WHAT THE TASK ASKS => Copy out every line in which the string "this" occurs.

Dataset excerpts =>

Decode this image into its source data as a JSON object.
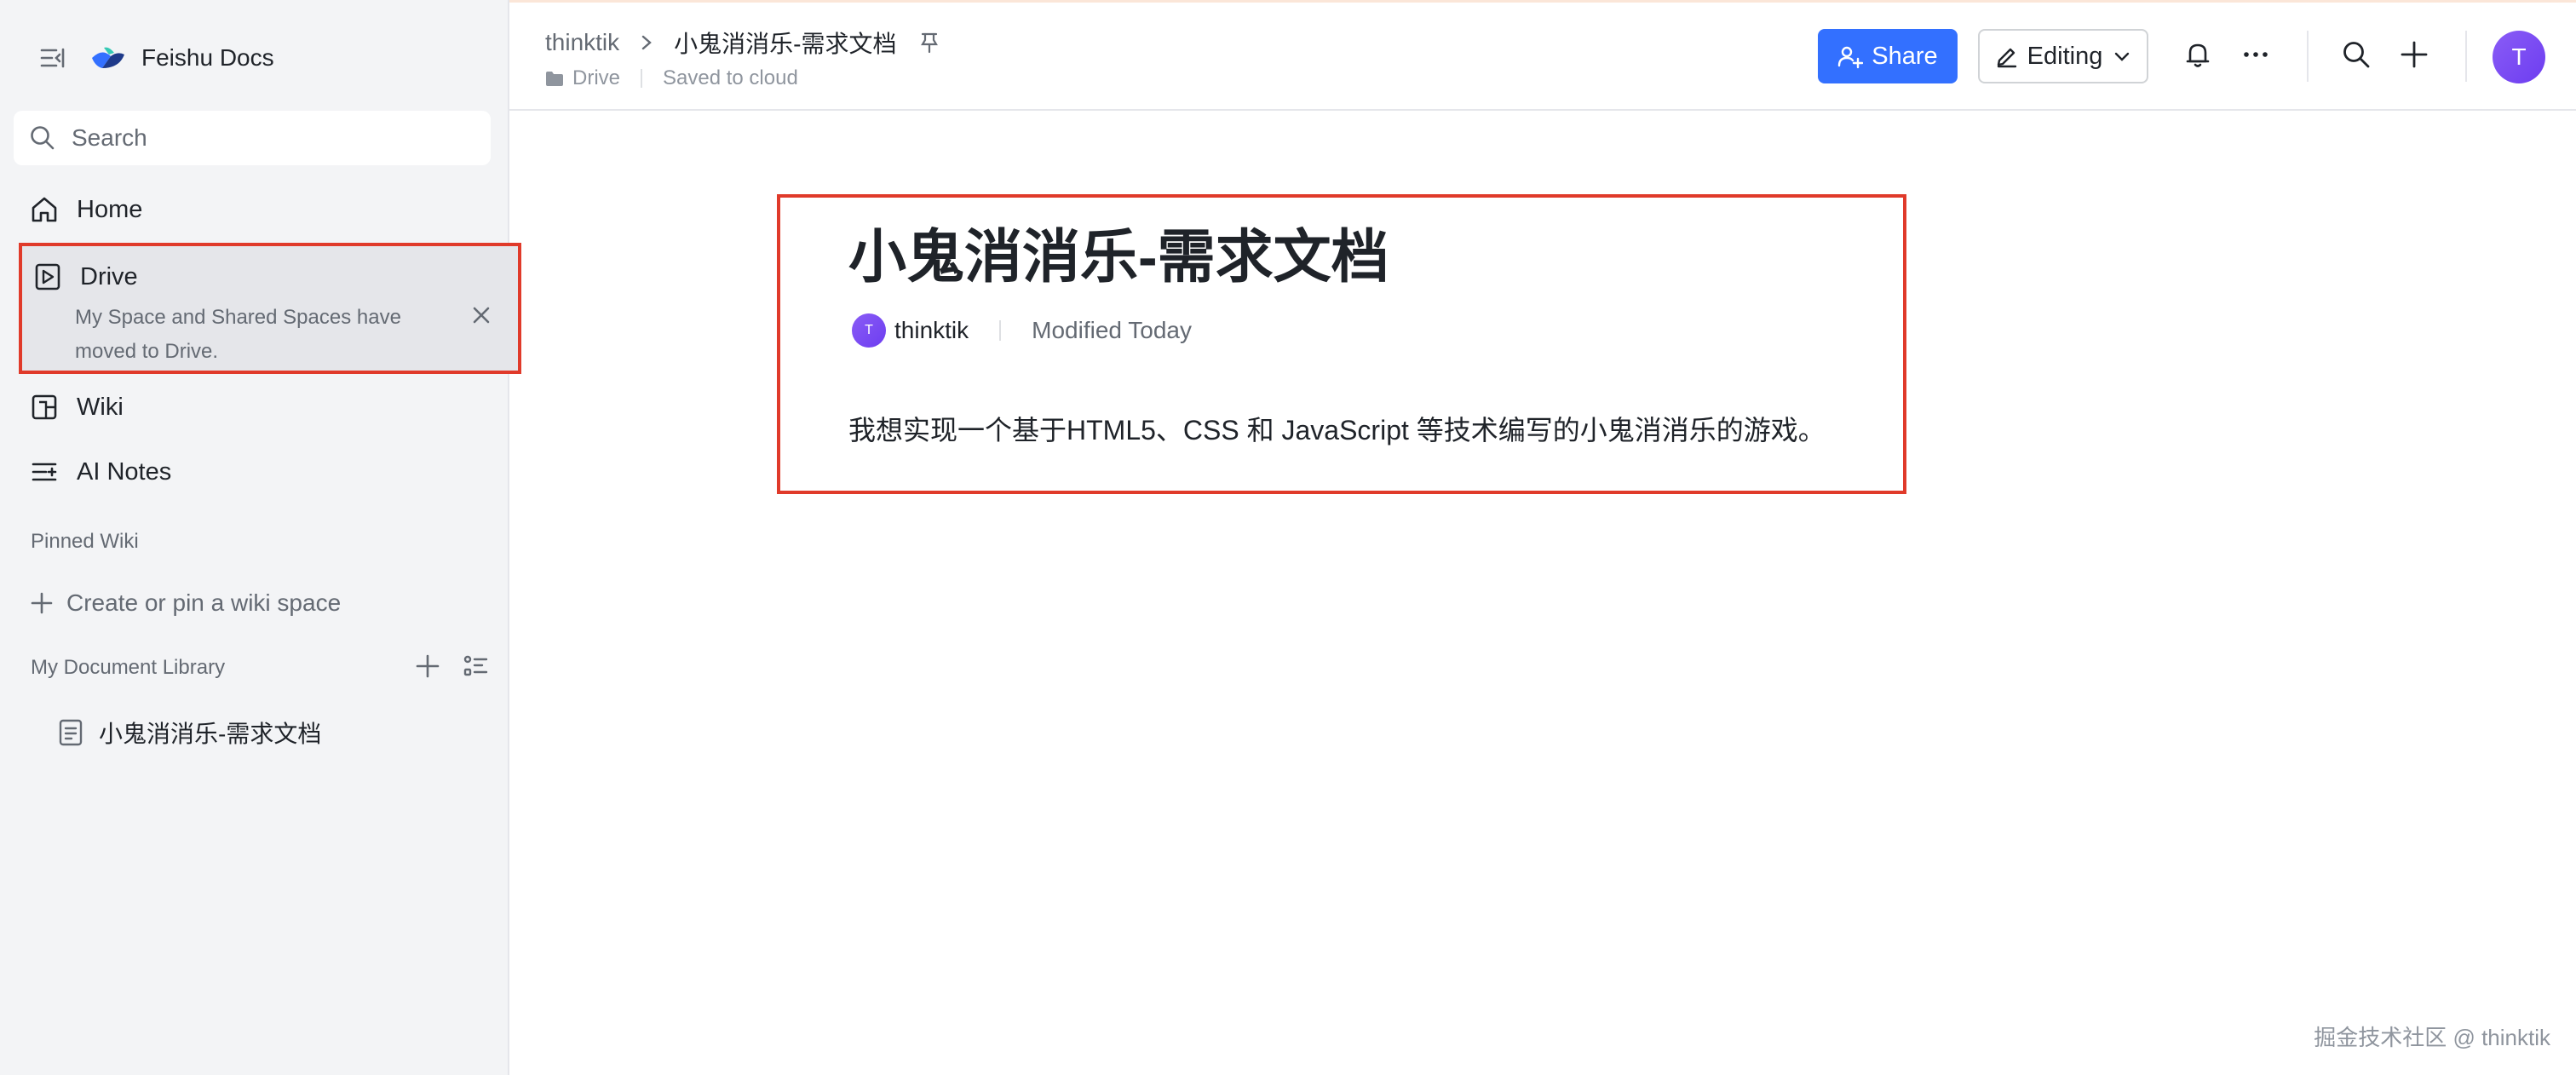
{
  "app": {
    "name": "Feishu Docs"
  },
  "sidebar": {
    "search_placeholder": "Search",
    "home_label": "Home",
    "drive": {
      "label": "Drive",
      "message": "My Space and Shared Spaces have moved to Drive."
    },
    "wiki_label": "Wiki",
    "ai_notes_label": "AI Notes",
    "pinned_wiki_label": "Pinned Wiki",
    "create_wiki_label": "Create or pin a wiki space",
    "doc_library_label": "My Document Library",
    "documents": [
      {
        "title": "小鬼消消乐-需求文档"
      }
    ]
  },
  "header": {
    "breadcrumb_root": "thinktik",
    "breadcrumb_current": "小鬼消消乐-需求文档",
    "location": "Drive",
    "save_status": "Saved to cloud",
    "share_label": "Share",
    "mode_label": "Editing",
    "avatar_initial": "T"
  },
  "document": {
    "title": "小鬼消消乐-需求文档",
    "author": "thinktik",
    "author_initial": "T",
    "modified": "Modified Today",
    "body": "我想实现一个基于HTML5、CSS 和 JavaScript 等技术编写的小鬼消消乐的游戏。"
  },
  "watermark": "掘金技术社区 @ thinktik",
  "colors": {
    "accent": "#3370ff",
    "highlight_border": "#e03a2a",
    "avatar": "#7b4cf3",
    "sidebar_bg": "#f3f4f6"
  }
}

---

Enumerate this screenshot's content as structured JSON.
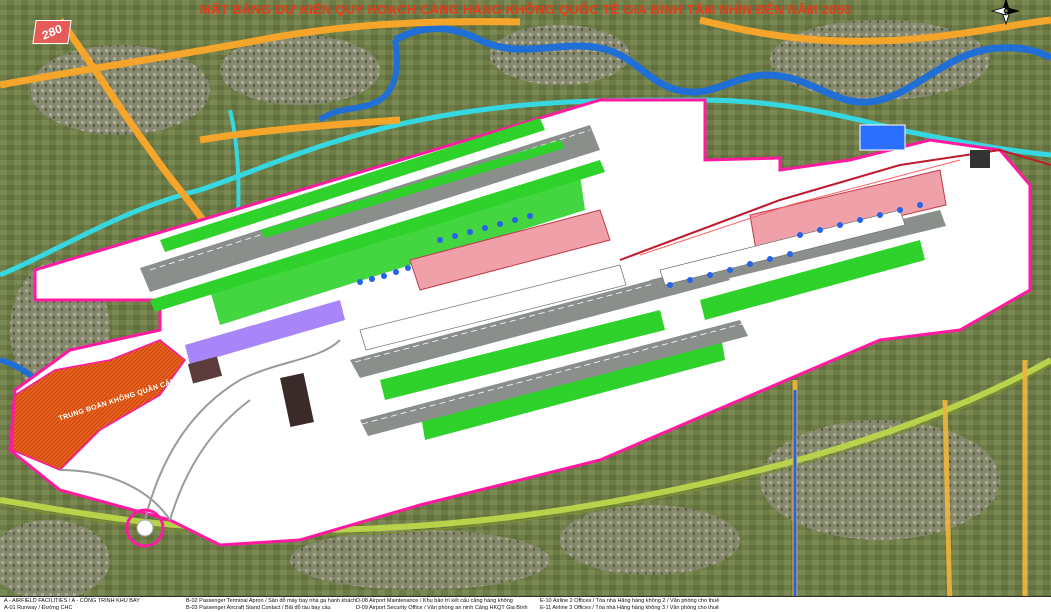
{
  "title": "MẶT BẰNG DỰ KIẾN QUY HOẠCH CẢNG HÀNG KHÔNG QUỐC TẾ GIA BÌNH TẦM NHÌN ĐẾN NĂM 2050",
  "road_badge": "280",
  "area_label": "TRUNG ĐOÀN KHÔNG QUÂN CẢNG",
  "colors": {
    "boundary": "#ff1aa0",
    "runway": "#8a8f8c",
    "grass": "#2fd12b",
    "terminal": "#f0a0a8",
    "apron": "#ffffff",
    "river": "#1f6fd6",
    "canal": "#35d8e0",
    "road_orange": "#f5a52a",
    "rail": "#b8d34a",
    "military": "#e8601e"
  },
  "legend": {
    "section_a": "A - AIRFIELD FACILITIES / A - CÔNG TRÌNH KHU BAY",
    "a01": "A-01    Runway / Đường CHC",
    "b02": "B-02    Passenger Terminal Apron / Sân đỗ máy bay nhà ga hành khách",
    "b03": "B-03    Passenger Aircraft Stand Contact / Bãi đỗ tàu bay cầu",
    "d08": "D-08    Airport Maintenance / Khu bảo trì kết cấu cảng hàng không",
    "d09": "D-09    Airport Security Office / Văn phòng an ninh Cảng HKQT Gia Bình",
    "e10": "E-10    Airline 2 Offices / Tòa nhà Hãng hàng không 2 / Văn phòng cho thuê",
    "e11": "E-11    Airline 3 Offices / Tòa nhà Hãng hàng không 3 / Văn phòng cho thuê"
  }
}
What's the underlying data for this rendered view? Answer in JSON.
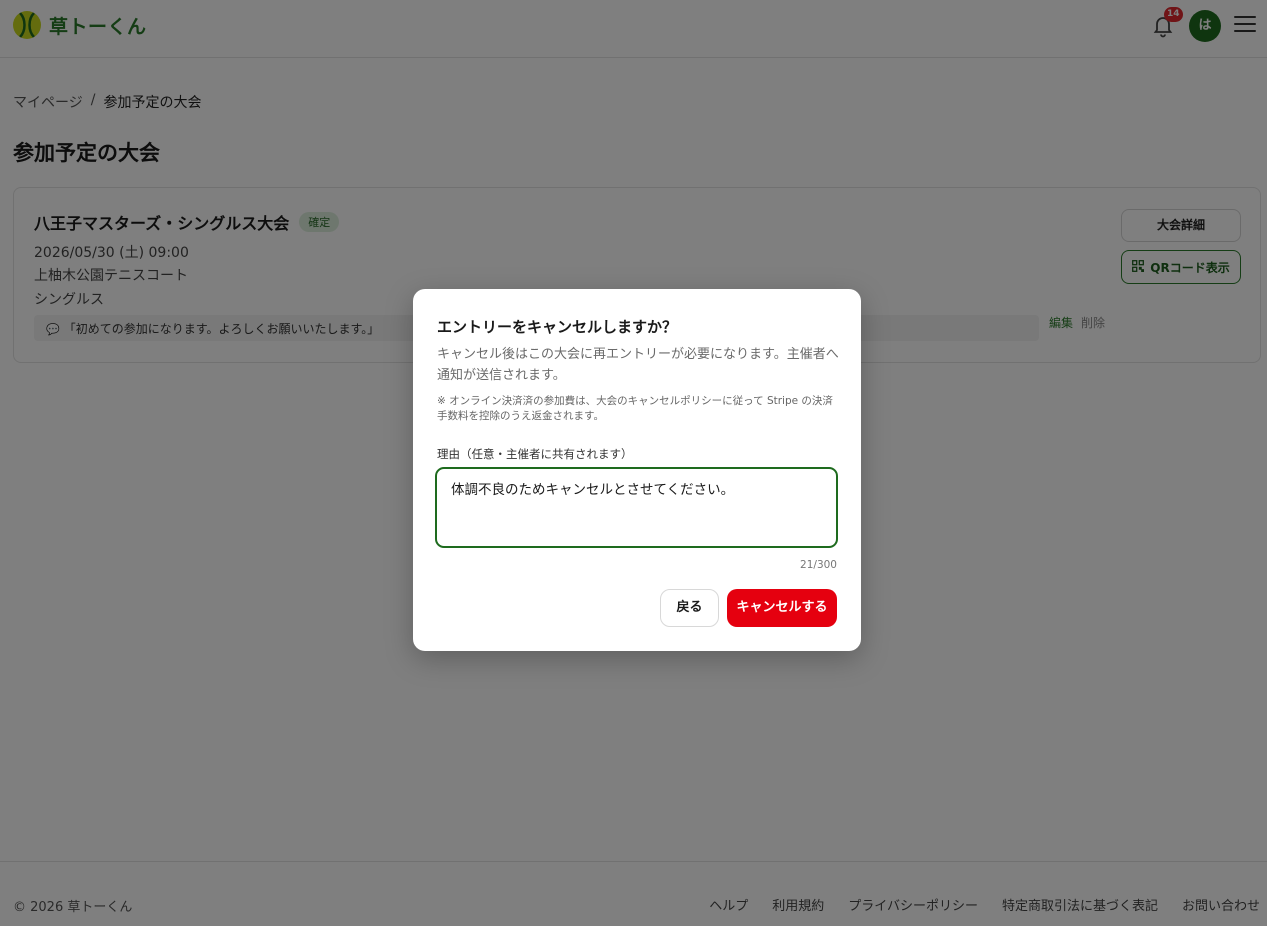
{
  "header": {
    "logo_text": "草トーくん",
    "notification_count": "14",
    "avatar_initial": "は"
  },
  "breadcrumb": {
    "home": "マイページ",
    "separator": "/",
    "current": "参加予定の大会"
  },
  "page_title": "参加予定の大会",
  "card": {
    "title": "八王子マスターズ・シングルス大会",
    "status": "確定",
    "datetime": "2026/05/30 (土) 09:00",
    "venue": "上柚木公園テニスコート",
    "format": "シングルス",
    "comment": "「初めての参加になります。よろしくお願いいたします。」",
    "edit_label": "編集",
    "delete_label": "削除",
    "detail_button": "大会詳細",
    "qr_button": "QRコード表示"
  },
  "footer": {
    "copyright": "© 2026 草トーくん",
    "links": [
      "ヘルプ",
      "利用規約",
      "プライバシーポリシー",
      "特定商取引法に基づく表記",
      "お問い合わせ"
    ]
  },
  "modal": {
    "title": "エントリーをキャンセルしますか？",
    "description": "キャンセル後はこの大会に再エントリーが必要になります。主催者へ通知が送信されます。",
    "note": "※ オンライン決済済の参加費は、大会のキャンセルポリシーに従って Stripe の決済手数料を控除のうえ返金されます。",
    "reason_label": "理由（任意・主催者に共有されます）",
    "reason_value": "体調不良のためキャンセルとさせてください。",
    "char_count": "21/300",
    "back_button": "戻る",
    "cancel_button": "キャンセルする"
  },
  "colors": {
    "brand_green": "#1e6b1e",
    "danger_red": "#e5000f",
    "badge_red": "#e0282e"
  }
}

RESULT =>
Decode this image into its source data as a JSON object.
Enumerate this screenshot's content as structured JSON.
What's the underlying data for this rendered view? Answer in JSON.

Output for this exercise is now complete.